- _INPUT RECORDS_
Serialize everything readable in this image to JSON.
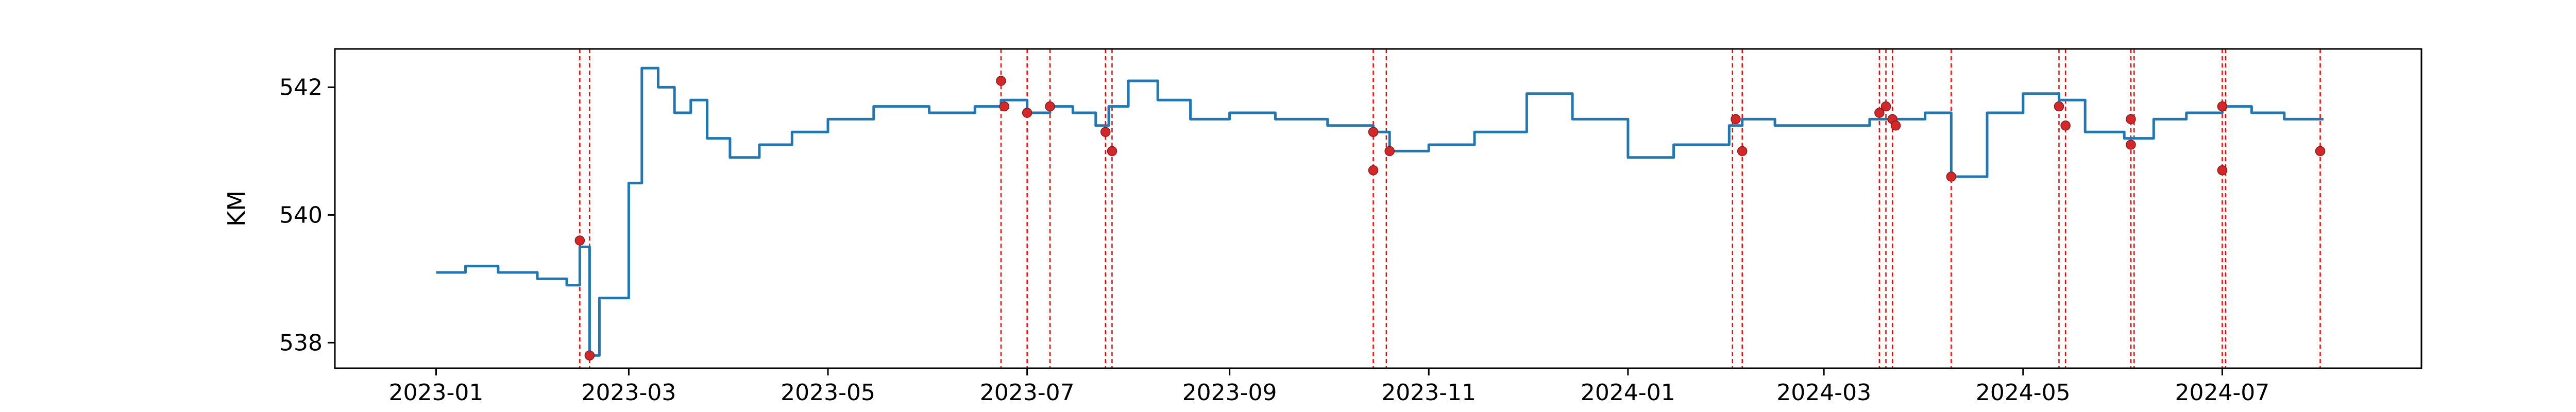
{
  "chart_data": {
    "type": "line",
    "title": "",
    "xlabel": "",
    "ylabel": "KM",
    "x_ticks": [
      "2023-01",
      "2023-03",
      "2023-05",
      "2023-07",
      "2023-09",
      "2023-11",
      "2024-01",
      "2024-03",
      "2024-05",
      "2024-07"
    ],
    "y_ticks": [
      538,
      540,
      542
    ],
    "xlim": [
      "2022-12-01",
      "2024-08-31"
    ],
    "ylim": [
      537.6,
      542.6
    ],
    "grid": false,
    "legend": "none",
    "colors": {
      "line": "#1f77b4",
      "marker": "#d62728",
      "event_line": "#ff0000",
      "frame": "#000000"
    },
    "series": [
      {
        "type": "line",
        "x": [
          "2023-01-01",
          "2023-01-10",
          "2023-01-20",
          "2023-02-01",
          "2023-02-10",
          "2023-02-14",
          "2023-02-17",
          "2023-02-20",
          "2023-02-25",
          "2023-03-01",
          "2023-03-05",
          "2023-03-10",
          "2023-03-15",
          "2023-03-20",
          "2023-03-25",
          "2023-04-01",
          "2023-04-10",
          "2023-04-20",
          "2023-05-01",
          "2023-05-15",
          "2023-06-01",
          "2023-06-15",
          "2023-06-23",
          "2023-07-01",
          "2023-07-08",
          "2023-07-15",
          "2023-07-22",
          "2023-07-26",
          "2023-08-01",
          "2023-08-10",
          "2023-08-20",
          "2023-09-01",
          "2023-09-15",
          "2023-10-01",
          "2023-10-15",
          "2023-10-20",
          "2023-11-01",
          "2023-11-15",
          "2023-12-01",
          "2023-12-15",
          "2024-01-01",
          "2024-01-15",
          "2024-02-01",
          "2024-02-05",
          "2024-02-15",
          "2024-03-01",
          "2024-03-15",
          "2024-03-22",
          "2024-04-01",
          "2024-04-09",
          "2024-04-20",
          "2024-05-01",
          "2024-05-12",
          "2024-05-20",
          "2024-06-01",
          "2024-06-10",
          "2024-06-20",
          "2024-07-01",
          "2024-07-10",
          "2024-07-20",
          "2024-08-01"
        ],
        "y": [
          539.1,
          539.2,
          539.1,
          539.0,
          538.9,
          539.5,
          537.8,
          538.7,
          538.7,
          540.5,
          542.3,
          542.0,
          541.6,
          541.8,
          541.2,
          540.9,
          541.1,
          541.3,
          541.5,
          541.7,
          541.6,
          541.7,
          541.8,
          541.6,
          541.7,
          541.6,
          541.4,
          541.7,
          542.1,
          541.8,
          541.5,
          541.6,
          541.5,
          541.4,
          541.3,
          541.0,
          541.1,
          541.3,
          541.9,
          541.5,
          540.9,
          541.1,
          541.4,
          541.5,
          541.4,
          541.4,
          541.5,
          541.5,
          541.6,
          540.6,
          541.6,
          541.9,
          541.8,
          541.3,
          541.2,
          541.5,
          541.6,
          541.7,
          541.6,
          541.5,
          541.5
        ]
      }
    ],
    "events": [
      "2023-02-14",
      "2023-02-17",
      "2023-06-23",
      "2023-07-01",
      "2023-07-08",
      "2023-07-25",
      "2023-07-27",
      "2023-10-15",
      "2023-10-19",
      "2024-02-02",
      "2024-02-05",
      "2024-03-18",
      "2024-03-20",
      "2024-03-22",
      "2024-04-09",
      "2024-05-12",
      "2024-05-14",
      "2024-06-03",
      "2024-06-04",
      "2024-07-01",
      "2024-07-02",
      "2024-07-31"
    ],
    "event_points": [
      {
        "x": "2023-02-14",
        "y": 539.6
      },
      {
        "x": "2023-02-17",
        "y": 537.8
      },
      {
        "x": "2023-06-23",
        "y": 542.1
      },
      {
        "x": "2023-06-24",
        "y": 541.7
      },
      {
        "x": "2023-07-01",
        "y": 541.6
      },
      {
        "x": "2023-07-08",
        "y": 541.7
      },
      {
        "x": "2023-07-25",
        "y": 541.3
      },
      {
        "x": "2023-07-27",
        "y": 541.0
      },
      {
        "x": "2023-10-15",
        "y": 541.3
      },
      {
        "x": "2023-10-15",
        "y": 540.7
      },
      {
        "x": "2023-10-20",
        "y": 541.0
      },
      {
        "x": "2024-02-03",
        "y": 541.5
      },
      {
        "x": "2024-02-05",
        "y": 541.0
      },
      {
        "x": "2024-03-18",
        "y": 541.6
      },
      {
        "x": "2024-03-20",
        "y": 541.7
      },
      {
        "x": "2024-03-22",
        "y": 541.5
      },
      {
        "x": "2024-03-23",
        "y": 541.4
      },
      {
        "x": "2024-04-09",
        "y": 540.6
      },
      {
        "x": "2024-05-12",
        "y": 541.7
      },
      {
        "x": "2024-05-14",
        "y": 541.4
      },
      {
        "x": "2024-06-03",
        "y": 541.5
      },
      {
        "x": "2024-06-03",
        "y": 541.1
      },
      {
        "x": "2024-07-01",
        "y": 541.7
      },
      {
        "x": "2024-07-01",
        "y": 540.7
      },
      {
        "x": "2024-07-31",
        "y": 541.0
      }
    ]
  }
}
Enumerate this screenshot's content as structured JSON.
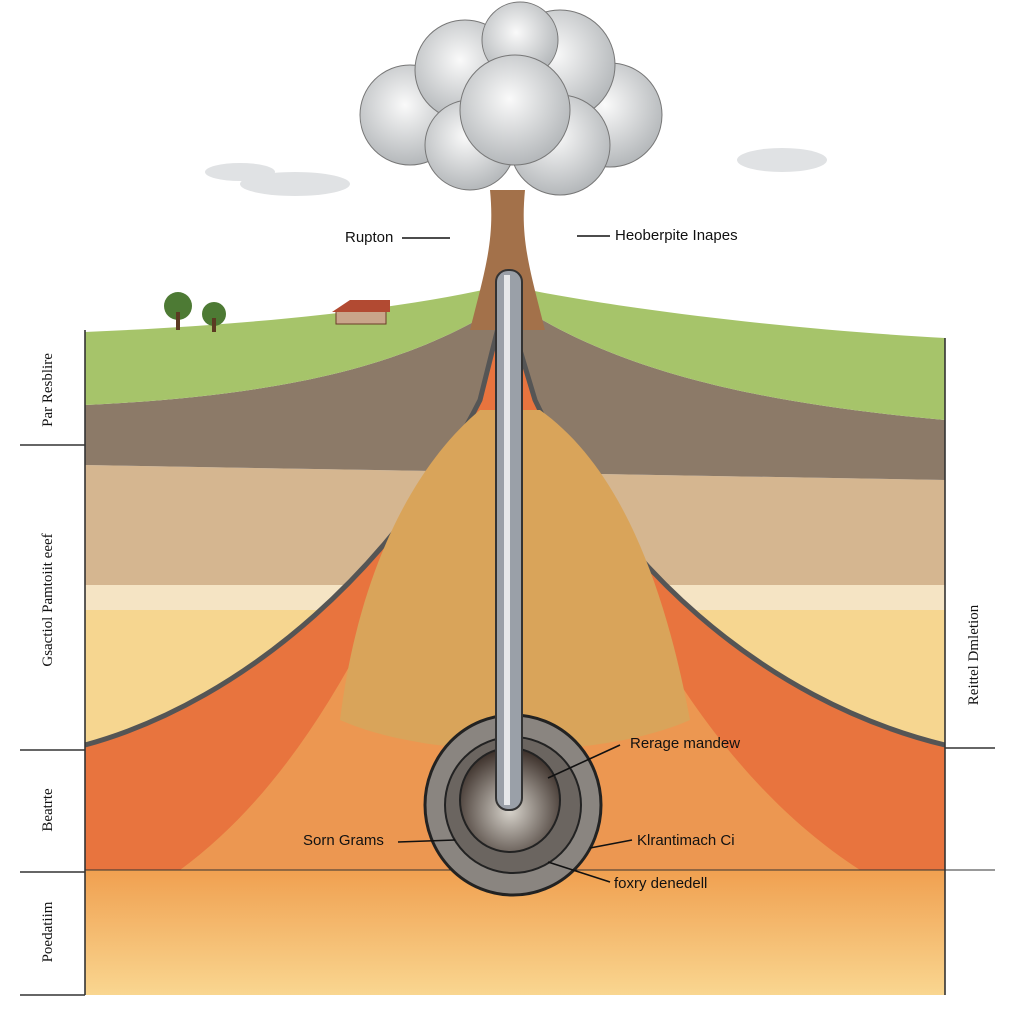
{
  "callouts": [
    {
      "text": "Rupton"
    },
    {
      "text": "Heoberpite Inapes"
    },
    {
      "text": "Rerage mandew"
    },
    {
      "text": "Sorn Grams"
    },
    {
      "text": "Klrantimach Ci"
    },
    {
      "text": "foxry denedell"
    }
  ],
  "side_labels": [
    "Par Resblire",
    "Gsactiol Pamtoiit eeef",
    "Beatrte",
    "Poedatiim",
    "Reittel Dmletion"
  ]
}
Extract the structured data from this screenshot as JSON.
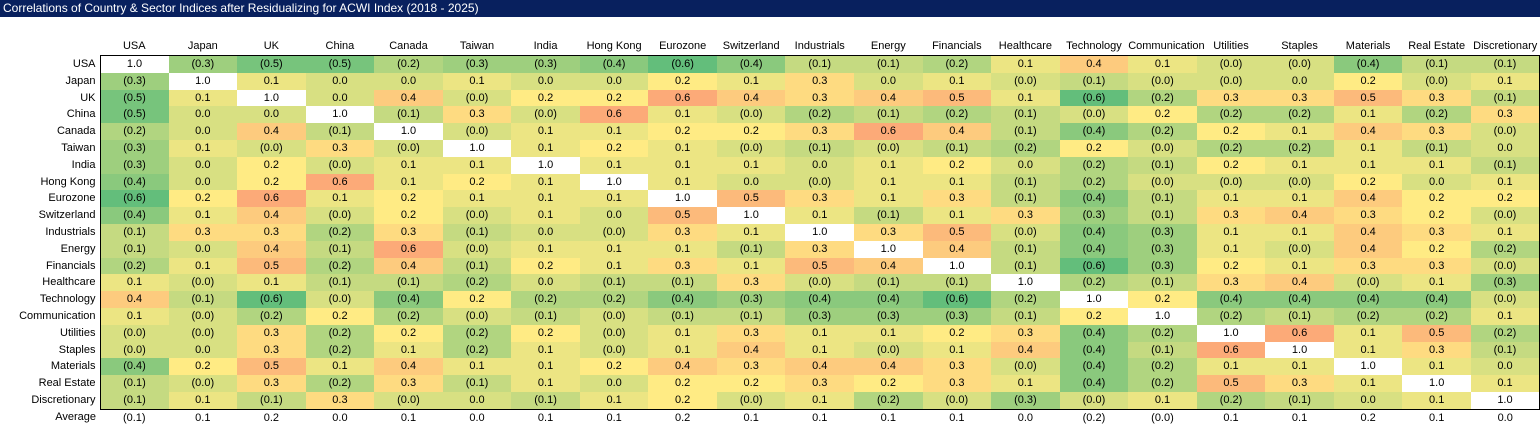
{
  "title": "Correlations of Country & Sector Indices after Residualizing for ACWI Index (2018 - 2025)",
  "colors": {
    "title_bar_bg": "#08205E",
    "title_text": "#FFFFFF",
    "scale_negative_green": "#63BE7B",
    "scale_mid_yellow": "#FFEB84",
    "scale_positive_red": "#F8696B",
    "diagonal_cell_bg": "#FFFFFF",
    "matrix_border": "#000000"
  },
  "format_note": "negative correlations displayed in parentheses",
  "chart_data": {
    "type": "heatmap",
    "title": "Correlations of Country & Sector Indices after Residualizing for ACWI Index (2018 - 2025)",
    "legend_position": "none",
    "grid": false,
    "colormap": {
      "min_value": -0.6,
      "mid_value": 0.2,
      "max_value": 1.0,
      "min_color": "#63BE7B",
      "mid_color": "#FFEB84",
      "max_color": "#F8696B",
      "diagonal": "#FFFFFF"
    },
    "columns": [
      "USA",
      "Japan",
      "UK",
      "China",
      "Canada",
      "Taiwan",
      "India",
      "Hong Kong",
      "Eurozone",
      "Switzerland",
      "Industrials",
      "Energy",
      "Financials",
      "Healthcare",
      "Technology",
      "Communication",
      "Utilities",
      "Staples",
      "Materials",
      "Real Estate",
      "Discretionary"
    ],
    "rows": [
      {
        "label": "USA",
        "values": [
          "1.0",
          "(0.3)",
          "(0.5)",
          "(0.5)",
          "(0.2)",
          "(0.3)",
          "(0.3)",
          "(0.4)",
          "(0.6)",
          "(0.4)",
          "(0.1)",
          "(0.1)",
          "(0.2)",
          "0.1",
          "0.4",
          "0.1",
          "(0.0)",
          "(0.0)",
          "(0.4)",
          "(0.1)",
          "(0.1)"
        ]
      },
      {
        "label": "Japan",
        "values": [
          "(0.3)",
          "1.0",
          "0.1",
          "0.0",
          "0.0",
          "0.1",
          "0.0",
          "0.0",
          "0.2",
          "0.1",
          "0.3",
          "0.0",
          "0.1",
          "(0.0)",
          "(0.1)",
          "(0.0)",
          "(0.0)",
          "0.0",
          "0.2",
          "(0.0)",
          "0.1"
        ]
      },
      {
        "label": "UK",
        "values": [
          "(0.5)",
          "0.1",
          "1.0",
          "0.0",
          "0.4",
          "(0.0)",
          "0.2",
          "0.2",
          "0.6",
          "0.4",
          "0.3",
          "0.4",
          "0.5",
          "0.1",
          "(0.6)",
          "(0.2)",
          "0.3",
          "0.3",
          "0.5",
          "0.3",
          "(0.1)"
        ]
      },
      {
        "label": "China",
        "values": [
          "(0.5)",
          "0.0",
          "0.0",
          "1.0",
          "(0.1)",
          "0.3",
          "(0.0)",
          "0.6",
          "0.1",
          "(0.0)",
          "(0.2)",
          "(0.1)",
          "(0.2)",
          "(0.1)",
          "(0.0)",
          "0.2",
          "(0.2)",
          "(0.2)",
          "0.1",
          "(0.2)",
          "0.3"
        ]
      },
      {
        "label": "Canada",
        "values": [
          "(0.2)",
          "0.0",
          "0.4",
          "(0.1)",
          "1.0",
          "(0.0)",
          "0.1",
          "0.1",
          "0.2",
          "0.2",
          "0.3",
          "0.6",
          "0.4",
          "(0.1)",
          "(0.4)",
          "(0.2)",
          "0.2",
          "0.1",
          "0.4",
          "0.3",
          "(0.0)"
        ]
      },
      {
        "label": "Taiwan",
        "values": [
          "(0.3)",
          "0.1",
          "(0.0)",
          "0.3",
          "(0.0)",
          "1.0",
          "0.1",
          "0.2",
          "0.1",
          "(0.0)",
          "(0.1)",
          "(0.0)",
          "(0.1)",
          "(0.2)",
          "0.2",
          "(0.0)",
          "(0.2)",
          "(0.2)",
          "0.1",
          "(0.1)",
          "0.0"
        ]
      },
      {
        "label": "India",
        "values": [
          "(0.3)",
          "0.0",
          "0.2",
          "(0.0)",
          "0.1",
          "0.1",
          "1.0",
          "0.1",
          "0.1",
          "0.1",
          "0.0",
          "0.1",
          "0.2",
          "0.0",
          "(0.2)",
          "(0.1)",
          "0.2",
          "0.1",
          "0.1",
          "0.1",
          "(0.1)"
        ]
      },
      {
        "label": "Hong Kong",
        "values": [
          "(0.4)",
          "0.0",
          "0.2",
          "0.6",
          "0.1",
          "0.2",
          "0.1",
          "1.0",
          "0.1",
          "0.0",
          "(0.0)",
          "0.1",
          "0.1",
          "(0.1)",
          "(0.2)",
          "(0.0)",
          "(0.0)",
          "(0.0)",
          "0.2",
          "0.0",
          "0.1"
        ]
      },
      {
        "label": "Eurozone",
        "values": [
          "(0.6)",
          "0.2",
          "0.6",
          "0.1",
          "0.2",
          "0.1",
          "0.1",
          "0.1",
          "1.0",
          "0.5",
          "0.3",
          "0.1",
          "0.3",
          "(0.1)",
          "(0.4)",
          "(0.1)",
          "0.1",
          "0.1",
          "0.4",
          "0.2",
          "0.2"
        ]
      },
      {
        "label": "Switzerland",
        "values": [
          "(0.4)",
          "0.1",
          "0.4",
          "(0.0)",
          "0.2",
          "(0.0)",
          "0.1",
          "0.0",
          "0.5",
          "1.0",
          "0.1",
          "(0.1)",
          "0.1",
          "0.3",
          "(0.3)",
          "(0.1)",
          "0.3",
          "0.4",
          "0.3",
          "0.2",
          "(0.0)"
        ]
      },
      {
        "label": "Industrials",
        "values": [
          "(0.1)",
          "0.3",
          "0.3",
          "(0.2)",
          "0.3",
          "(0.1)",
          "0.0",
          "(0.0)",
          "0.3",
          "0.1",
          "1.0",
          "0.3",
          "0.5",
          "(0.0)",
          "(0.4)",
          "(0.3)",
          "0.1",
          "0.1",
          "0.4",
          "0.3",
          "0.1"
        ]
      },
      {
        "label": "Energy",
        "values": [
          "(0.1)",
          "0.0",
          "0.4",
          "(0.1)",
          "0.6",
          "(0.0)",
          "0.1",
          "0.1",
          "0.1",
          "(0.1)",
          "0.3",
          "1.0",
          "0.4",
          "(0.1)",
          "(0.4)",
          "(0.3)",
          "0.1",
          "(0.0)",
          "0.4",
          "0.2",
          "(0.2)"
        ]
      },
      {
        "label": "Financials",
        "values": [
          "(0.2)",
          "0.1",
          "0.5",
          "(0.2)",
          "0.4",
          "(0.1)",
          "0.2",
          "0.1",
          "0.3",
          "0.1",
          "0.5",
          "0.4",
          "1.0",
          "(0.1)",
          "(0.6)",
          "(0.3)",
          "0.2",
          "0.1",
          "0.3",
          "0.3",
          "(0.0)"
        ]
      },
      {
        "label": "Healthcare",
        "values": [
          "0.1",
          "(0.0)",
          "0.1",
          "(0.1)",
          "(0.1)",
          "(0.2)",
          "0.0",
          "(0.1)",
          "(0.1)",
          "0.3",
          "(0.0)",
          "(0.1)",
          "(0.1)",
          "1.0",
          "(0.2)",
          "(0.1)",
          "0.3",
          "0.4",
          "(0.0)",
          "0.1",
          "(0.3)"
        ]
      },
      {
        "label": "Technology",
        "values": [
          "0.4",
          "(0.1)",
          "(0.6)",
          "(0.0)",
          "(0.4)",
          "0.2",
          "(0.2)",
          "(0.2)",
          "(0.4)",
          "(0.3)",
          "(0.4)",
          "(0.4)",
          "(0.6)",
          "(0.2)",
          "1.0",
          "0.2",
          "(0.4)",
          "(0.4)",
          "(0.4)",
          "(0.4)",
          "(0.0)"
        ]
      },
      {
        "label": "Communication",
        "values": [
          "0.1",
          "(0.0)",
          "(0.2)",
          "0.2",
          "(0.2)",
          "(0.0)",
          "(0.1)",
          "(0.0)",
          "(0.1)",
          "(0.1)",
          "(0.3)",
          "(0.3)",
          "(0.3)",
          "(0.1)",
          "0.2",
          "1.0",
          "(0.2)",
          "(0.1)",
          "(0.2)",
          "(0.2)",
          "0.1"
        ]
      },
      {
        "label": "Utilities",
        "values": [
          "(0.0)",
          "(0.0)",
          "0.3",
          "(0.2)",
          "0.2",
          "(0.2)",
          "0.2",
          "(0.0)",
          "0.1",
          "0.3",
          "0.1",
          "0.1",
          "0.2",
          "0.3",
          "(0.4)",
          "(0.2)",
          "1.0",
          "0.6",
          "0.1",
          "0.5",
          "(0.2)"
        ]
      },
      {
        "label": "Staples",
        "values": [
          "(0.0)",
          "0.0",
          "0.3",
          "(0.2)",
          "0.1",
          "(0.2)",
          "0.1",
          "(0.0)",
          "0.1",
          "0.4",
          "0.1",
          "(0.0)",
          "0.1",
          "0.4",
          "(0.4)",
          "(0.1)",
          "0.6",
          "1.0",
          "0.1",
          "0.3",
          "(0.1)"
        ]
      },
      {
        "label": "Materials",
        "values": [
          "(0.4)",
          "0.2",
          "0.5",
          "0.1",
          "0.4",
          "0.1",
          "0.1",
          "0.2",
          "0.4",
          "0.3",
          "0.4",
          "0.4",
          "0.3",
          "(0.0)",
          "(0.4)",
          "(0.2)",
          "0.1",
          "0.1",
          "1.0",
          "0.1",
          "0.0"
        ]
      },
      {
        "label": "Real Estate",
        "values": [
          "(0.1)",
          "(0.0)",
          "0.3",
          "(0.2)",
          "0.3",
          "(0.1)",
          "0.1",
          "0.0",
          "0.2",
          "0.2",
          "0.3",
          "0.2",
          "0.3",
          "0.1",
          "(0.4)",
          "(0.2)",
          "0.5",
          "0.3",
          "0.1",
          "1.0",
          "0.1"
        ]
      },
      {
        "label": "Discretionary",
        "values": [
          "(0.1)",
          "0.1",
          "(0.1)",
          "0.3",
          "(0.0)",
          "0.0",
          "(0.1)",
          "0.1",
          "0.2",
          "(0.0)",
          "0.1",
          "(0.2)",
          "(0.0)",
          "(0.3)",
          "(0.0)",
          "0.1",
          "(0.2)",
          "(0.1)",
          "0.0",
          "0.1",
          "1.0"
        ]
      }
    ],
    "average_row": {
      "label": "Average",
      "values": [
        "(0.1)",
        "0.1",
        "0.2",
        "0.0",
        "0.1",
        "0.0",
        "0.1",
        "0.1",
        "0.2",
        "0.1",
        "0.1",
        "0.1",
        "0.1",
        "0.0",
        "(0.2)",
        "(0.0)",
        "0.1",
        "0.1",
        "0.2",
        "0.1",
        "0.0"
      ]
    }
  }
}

- _EXERCISE GOAL_
Return the number of lines that include the word "structured", and nothing else.

- _RESPONSE FOR THIS EXERCISE_
2